**DATA SECTION**

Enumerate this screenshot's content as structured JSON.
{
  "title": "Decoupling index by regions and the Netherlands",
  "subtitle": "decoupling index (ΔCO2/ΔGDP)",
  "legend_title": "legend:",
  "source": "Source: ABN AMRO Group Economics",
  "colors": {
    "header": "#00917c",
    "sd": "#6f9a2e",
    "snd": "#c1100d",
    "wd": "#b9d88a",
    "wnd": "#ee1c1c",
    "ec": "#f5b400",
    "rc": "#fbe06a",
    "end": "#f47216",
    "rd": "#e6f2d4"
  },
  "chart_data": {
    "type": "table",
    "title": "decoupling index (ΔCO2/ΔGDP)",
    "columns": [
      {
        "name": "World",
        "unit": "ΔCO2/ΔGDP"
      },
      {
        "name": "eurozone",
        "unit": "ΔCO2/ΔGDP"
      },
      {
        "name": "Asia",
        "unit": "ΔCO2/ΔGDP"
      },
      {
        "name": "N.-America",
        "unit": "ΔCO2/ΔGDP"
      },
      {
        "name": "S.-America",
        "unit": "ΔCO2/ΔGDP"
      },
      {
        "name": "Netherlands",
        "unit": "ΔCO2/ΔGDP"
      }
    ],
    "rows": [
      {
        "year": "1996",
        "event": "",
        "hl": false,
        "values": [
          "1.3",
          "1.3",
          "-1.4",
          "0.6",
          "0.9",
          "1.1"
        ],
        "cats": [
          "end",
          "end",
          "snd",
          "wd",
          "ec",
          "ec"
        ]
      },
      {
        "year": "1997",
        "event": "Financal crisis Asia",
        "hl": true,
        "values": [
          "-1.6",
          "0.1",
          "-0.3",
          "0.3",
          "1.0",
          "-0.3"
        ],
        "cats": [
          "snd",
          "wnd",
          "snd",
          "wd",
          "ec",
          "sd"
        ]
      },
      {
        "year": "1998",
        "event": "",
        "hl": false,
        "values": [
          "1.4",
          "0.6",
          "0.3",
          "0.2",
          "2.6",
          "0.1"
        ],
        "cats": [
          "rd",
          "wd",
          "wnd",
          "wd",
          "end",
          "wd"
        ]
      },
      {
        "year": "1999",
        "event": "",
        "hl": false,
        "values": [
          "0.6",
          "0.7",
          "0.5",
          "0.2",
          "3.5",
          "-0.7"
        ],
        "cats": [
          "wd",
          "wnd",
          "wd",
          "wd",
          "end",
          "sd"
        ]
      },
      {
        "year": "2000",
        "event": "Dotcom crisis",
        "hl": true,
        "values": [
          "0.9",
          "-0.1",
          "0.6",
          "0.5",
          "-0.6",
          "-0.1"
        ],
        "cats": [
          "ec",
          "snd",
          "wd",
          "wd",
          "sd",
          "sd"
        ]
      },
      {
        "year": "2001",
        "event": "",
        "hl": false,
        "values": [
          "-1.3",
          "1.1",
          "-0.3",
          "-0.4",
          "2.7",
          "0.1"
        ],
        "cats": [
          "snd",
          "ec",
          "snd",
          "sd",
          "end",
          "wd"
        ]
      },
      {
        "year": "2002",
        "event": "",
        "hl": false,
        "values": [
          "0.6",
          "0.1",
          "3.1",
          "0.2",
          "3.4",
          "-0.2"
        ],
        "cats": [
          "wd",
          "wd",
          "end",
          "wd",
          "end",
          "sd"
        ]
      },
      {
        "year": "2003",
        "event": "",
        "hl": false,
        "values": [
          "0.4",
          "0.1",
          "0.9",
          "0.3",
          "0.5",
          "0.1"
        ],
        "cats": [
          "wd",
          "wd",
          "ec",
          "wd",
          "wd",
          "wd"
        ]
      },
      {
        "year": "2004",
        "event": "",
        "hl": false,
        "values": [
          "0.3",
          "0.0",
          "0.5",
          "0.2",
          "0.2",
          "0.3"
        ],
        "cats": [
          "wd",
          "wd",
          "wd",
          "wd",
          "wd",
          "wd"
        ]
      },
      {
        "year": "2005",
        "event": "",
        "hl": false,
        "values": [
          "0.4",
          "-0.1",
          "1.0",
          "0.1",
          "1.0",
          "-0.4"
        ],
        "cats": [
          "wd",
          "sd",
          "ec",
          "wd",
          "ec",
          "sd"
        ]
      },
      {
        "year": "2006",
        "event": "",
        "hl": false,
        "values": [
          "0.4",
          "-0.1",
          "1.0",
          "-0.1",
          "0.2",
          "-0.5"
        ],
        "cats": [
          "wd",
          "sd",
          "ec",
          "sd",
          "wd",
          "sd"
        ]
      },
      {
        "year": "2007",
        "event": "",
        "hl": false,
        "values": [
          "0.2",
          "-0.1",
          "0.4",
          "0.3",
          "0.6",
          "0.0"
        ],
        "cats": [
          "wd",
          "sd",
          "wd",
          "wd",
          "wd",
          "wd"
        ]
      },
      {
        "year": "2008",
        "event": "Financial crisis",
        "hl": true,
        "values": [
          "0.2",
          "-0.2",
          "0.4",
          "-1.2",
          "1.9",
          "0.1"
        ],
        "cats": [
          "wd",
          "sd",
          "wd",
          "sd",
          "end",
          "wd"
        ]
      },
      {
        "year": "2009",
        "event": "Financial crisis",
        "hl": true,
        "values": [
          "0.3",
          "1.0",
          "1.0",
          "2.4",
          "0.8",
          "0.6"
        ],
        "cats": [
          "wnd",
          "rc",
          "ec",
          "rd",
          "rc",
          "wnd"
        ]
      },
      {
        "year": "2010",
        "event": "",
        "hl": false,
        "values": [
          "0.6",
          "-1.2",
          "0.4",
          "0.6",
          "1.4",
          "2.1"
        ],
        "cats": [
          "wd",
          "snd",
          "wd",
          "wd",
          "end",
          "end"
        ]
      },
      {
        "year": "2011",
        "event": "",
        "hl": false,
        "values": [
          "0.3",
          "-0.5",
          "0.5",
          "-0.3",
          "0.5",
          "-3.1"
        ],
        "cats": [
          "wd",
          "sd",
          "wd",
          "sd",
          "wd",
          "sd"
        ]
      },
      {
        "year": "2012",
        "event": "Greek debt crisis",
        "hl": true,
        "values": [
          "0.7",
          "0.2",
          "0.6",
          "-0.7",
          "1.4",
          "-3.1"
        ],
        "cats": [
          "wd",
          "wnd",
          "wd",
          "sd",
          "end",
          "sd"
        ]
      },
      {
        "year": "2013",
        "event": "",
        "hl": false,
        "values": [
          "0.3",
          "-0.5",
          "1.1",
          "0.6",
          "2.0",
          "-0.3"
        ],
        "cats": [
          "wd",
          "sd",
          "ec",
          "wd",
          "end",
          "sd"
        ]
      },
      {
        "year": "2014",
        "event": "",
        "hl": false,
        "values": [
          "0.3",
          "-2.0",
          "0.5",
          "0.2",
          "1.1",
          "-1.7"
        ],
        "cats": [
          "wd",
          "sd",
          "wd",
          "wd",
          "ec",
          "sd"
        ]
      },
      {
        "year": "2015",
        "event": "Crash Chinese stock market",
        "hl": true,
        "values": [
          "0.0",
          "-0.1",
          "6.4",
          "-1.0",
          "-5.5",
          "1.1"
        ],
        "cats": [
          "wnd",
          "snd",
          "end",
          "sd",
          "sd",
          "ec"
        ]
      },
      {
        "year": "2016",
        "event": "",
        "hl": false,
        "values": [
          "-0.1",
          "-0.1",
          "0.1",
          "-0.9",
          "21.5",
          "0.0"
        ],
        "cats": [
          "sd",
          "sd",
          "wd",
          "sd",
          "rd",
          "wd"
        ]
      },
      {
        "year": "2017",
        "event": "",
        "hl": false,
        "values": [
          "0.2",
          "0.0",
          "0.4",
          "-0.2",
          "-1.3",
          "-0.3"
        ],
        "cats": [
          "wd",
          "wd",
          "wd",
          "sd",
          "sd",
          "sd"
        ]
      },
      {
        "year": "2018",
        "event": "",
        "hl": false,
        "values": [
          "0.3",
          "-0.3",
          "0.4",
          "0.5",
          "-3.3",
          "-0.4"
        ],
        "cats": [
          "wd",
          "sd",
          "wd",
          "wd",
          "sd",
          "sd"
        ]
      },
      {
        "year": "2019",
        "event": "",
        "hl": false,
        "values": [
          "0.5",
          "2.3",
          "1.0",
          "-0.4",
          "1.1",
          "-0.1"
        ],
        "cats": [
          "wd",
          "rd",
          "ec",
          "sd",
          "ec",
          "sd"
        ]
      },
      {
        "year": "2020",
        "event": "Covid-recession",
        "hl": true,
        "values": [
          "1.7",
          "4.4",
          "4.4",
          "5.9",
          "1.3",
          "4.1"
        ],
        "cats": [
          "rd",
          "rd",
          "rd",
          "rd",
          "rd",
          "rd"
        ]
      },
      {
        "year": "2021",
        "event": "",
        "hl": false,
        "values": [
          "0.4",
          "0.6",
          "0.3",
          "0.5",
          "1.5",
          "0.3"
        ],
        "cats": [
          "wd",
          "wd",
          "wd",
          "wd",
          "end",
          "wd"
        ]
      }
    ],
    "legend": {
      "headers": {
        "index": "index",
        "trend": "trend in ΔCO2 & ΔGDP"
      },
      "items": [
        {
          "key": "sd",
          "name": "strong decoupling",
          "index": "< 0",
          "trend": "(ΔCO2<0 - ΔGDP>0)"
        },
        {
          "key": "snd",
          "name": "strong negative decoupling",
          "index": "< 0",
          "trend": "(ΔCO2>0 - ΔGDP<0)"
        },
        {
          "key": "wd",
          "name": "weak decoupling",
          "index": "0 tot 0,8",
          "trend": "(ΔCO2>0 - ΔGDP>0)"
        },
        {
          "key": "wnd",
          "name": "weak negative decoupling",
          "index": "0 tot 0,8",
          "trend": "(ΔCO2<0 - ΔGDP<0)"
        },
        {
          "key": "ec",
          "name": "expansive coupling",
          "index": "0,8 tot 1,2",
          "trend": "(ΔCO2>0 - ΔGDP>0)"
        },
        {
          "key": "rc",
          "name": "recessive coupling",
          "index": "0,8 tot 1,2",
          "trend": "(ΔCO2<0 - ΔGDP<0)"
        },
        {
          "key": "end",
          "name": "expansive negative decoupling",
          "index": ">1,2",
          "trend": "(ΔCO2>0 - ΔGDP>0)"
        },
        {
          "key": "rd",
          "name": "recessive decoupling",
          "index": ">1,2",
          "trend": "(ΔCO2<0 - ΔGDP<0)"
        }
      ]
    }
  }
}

**EXERCISE BRIEF**
Pick each line holding the word "negative" out of the data and copy it.

**COMPLETED TASK**
          "name": "strong negative decoupling",
          "name": "weak negative decoupling",
          "name": "expansive negative decoupling",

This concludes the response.